-- Start of Entries shown --
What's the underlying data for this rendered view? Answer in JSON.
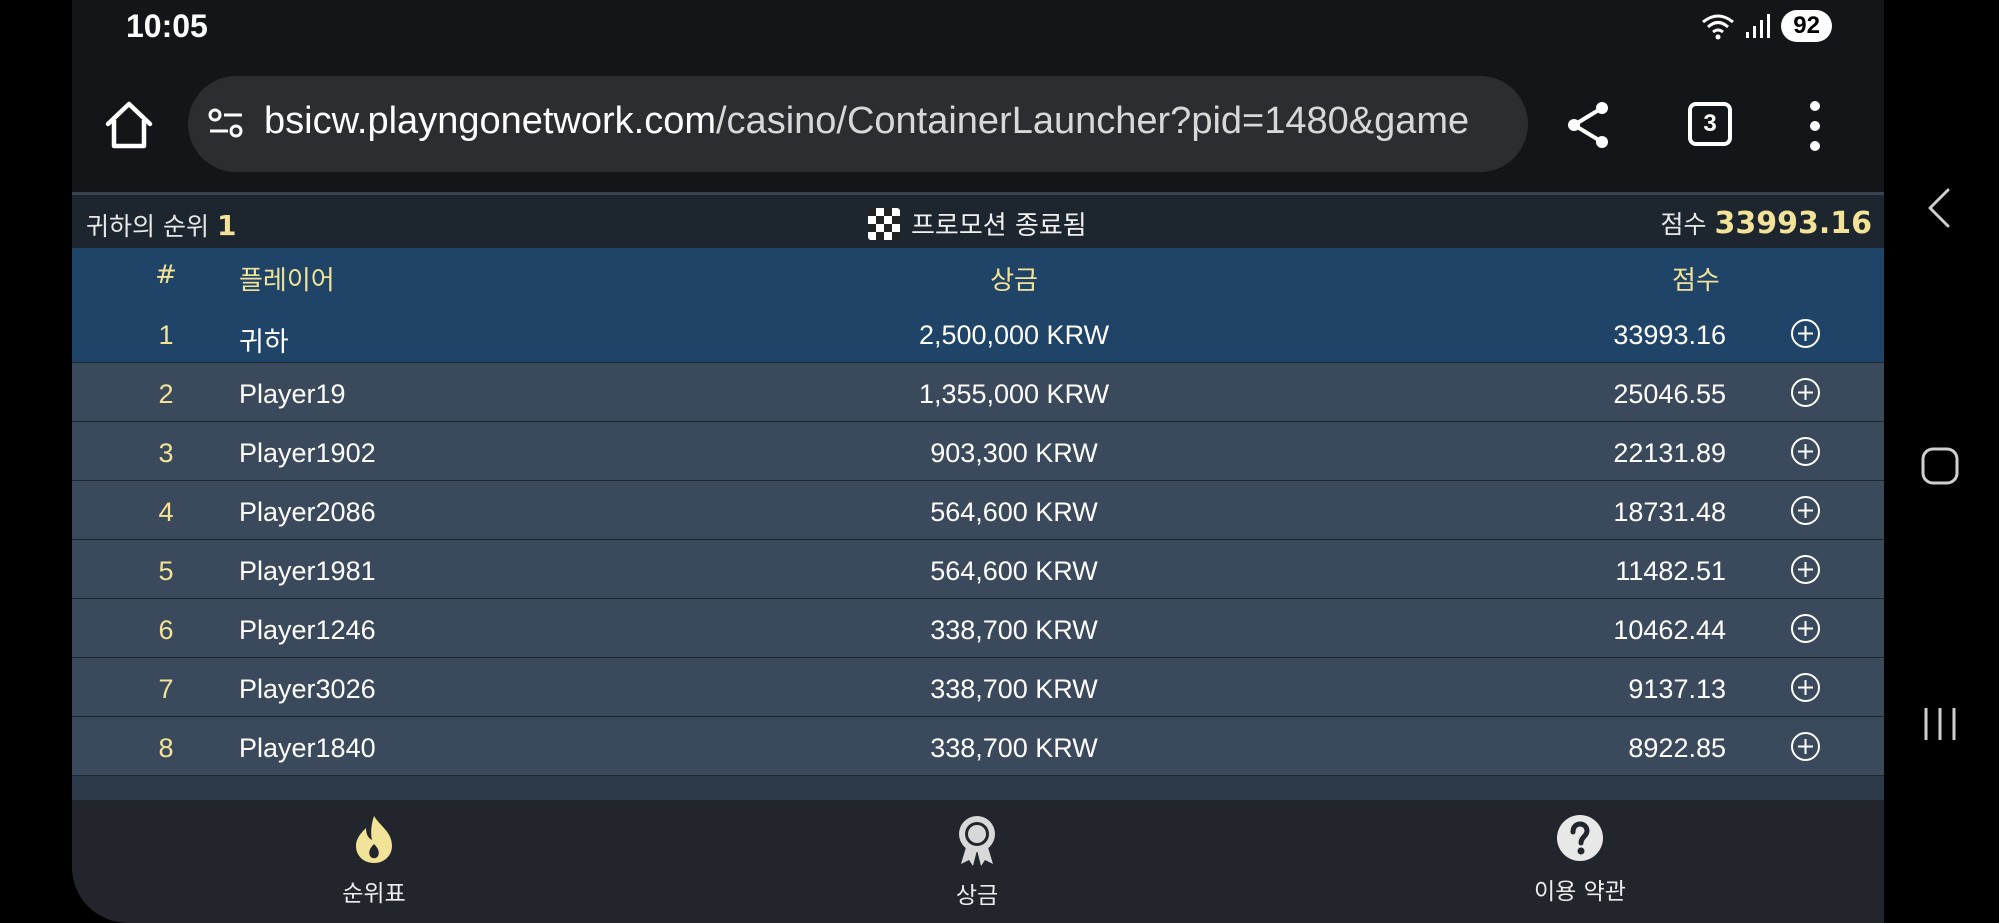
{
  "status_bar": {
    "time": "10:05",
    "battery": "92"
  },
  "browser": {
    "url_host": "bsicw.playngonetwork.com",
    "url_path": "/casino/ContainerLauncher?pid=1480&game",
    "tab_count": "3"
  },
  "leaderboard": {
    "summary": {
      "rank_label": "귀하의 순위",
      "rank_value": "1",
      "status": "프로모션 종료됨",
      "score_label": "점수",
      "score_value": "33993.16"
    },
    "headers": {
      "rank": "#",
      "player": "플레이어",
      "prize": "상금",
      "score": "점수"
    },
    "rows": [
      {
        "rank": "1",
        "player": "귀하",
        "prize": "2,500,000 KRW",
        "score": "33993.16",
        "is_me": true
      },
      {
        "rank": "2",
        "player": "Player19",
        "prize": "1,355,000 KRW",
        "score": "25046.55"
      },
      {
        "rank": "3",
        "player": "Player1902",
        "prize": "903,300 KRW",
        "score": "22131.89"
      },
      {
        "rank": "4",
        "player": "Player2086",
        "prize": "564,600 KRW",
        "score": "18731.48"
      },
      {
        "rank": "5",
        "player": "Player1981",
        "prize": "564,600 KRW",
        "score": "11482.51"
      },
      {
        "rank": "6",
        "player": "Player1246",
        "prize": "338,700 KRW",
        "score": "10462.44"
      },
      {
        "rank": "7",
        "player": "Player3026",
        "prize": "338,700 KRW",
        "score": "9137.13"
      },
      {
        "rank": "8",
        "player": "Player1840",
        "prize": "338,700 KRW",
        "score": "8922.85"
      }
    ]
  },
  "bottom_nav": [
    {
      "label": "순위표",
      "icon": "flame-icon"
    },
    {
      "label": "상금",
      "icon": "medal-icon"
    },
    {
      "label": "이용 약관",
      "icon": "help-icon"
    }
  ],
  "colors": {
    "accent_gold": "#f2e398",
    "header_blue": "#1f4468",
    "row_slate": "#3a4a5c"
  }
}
-- End of Entries shown --
-- Start of Entries shown --
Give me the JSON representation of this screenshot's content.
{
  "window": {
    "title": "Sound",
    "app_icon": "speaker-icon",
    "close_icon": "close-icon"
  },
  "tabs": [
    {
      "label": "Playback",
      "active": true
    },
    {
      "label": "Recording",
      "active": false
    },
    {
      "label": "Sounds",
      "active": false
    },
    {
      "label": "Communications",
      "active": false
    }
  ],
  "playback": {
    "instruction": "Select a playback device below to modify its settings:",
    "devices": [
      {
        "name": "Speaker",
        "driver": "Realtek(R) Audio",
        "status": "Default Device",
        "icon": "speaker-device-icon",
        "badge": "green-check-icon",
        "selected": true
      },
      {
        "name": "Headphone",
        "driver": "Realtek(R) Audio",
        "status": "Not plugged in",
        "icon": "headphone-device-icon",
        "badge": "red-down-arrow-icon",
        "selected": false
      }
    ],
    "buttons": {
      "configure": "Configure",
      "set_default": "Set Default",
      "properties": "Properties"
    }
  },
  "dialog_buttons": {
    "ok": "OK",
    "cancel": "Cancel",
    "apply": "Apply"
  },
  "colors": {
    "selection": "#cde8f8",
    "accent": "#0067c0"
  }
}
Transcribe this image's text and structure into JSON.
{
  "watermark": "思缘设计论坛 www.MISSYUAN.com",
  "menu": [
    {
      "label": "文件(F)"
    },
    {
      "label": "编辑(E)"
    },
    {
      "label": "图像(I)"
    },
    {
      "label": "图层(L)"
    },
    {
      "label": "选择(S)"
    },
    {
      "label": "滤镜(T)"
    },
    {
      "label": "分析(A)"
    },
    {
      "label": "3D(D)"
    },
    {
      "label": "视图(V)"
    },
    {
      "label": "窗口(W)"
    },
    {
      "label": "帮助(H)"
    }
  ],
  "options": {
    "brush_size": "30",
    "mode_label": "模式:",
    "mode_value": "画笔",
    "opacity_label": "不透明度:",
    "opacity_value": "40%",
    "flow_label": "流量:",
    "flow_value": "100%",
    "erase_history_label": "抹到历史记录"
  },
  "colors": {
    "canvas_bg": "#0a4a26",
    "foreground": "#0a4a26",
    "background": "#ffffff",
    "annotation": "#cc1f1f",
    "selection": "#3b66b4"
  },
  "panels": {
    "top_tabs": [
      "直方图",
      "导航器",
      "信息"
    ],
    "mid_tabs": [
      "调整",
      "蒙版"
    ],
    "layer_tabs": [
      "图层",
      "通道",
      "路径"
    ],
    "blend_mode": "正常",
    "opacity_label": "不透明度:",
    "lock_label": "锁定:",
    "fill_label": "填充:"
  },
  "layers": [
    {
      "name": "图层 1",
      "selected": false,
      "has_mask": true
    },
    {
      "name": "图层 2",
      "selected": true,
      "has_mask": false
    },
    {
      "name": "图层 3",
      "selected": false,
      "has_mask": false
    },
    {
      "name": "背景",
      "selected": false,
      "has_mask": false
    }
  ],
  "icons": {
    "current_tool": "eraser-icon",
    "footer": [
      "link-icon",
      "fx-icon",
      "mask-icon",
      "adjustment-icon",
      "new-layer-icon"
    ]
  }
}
-- End of Entries shown --
-- Start of Entries shown --
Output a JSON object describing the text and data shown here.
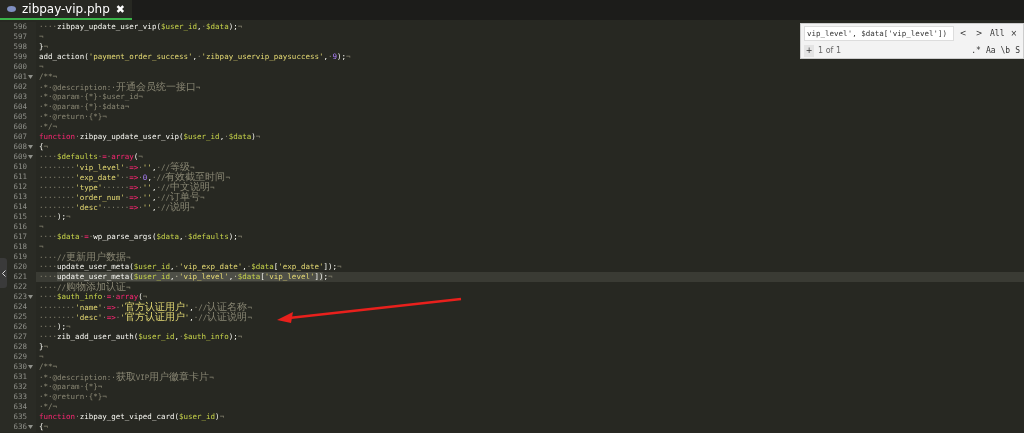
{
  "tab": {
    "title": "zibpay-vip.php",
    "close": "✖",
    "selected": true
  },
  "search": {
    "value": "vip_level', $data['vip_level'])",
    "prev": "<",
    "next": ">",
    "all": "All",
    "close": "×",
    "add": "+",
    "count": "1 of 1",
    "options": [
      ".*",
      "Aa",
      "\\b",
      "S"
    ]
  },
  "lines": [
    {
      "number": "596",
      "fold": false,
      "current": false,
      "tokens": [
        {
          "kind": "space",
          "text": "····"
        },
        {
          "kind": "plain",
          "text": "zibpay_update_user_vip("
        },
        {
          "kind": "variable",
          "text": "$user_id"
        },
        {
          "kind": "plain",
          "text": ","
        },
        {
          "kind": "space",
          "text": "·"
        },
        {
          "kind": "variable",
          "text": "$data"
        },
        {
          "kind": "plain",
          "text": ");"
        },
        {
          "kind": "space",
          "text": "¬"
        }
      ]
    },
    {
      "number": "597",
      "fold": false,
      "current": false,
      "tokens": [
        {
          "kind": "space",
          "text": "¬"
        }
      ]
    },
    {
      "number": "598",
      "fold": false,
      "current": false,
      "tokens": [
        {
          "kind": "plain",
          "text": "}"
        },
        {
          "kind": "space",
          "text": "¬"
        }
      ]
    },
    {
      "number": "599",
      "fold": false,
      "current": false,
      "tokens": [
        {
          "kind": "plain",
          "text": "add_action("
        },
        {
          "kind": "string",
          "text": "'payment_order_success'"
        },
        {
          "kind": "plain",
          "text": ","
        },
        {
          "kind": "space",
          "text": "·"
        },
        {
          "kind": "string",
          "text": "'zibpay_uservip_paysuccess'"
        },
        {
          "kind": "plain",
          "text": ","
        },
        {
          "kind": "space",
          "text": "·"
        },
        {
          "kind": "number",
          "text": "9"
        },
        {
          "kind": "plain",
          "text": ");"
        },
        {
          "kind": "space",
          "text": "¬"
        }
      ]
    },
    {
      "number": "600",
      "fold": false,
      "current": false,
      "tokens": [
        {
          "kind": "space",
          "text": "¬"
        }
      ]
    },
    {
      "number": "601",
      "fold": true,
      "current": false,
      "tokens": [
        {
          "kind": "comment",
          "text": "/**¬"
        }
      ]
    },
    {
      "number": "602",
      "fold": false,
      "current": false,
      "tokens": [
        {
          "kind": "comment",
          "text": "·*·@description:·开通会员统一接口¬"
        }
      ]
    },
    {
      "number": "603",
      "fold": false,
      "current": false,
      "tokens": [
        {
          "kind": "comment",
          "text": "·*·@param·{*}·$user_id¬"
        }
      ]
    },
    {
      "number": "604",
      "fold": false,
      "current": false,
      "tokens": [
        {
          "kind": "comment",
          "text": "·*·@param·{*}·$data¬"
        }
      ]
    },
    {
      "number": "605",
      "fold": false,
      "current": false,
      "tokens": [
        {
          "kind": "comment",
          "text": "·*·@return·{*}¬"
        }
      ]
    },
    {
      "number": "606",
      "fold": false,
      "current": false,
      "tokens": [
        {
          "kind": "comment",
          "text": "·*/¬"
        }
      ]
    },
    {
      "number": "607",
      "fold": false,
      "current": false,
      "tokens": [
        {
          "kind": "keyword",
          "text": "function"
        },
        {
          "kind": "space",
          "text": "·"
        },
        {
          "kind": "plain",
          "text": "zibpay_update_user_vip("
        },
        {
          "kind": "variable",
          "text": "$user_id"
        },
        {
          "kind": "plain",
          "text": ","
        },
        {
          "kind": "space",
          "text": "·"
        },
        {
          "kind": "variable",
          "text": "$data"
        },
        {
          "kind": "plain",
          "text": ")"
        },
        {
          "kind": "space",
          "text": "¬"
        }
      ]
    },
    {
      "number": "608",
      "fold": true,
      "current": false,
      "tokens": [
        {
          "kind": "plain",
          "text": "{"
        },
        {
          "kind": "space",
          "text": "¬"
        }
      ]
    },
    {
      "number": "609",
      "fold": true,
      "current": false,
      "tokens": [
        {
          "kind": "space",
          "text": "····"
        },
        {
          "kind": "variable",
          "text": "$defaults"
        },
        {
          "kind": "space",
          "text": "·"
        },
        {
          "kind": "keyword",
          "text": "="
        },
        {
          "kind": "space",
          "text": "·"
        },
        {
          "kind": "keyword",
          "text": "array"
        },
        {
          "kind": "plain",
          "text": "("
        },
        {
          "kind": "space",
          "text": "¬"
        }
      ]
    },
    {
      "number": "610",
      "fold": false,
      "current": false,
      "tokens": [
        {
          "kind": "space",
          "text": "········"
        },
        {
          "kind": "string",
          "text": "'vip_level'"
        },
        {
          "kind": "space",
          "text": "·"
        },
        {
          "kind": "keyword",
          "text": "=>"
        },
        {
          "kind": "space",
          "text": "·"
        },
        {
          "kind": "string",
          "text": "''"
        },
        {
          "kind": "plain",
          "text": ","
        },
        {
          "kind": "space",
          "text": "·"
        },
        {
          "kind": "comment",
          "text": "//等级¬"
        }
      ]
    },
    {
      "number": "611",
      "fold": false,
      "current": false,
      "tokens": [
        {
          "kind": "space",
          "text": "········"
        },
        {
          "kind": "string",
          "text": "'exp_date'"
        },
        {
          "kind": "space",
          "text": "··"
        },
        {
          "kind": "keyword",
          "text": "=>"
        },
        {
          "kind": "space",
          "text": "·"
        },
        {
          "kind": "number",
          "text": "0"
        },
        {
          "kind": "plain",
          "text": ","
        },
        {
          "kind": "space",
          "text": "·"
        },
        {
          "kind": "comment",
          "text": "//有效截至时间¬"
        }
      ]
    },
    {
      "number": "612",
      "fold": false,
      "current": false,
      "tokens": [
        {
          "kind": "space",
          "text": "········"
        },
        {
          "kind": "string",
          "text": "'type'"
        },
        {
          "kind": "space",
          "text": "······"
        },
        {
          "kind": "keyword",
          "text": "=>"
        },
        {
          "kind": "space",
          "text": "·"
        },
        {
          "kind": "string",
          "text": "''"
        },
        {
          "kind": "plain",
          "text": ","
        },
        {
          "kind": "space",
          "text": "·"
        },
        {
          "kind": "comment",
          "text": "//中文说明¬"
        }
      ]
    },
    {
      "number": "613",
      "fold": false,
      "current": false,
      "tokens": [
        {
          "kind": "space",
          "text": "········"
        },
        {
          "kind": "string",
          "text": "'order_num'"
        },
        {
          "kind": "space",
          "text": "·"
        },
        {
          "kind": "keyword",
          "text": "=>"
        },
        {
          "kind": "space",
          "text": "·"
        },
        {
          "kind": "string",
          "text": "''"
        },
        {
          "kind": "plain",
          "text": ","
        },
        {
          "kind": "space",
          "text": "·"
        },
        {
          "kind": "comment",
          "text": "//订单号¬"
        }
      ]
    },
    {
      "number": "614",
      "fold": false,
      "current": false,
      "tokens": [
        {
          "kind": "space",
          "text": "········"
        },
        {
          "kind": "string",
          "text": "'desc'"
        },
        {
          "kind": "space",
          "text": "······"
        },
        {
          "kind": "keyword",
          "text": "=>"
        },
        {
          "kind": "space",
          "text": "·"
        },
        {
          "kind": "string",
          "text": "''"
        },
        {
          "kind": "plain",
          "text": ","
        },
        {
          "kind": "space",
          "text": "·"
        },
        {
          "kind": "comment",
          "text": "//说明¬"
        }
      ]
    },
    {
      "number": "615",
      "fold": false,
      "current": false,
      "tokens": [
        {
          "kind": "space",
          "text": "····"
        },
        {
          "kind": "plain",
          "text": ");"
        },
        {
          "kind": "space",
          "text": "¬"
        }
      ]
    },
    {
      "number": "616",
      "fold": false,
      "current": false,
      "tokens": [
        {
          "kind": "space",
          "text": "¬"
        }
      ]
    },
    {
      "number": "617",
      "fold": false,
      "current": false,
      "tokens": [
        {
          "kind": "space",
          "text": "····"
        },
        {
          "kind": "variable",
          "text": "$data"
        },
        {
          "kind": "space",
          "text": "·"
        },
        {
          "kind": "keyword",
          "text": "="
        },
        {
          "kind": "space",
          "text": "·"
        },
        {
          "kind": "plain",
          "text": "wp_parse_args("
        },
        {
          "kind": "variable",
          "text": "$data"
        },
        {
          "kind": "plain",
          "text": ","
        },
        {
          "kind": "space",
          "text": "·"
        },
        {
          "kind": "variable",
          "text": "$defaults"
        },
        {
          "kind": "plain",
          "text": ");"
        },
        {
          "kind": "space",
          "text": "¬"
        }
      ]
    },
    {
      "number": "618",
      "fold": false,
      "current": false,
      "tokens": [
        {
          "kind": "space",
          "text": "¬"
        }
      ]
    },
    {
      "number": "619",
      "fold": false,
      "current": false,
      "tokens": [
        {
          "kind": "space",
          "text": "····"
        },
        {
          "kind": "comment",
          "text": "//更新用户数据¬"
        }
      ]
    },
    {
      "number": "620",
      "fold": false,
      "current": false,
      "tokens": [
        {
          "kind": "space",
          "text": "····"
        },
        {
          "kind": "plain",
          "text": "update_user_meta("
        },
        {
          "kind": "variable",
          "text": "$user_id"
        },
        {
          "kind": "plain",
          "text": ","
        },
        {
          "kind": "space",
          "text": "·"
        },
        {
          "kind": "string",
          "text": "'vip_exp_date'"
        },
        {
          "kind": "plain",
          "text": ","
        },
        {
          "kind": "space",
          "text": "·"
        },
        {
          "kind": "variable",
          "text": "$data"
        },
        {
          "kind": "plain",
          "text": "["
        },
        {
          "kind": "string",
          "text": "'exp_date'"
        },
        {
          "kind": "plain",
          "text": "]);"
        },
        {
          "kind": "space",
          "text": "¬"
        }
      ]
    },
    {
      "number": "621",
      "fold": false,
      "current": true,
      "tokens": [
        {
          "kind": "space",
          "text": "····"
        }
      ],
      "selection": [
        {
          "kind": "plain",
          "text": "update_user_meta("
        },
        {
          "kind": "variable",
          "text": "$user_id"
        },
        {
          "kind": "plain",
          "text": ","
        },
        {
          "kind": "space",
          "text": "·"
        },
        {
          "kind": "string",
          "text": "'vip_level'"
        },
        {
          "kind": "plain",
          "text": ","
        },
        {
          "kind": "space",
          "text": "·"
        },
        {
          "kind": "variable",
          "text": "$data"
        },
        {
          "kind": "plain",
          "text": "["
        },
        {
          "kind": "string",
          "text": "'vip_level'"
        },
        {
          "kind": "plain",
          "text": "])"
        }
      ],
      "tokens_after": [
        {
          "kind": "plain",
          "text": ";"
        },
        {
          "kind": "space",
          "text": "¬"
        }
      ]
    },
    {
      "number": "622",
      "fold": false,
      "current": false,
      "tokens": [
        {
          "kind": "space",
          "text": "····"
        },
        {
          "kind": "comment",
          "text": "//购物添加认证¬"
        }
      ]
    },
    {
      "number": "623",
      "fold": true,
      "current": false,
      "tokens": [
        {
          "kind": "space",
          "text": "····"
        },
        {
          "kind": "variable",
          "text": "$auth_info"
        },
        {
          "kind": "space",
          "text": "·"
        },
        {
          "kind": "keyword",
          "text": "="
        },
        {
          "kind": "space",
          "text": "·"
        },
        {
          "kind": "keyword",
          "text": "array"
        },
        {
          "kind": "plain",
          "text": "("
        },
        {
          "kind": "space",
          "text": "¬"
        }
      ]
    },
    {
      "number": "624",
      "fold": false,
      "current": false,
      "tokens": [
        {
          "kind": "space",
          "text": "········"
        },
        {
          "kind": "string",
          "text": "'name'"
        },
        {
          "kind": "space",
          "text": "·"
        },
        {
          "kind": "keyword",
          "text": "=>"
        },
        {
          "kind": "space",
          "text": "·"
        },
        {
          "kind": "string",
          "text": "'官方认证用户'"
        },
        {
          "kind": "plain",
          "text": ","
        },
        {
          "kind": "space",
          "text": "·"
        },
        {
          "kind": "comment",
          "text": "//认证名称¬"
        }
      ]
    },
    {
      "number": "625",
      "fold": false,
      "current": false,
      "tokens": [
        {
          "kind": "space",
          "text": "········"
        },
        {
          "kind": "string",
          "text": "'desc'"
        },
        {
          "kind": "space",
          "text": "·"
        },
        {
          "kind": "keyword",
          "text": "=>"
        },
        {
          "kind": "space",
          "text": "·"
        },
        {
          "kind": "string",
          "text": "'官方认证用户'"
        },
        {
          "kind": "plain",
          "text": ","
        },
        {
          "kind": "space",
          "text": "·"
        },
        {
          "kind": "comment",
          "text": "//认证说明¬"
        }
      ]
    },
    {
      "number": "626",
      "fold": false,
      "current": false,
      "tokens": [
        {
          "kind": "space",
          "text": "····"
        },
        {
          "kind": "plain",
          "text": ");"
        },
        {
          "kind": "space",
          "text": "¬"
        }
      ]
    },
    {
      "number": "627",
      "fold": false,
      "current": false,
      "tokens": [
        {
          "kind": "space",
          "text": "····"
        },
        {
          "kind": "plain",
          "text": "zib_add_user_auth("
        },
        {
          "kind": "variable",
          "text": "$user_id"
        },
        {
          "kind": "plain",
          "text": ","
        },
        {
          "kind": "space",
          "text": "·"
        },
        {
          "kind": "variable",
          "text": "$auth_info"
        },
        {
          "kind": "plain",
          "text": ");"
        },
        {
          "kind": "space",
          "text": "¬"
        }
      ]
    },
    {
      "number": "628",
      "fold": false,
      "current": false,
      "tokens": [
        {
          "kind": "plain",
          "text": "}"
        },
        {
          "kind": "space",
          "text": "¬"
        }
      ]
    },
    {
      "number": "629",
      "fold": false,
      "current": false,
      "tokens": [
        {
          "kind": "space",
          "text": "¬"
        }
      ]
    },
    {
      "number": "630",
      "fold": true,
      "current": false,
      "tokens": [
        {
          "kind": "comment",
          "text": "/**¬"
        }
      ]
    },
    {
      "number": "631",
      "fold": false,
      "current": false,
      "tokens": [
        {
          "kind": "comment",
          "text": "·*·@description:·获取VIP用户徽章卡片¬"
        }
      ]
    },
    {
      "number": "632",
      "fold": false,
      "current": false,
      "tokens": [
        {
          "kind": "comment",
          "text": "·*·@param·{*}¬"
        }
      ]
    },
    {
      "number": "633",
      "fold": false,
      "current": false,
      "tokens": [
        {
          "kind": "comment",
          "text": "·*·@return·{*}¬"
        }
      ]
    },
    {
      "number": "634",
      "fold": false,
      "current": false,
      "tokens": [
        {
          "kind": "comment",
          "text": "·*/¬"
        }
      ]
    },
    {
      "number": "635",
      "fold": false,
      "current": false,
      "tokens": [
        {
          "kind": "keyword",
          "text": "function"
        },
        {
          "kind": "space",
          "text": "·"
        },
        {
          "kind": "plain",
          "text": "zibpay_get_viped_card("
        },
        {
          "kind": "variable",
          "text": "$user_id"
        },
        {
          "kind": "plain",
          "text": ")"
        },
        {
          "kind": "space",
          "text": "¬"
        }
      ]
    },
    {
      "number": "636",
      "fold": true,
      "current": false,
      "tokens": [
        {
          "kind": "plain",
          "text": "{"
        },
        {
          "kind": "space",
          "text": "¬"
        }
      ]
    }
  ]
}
-- End of Entries shown --
■ Goal of the exercise ■
From the data above, copy each line where the string "JSON" appears.

■ Result of the task ■
What's the underlying data for this rendered view? Answer in JSON.
Give me the JSON representation of this screenshot's content.
Transcribe this image's text and structure into JSON.
Output a JSON object describing the text and data shown here.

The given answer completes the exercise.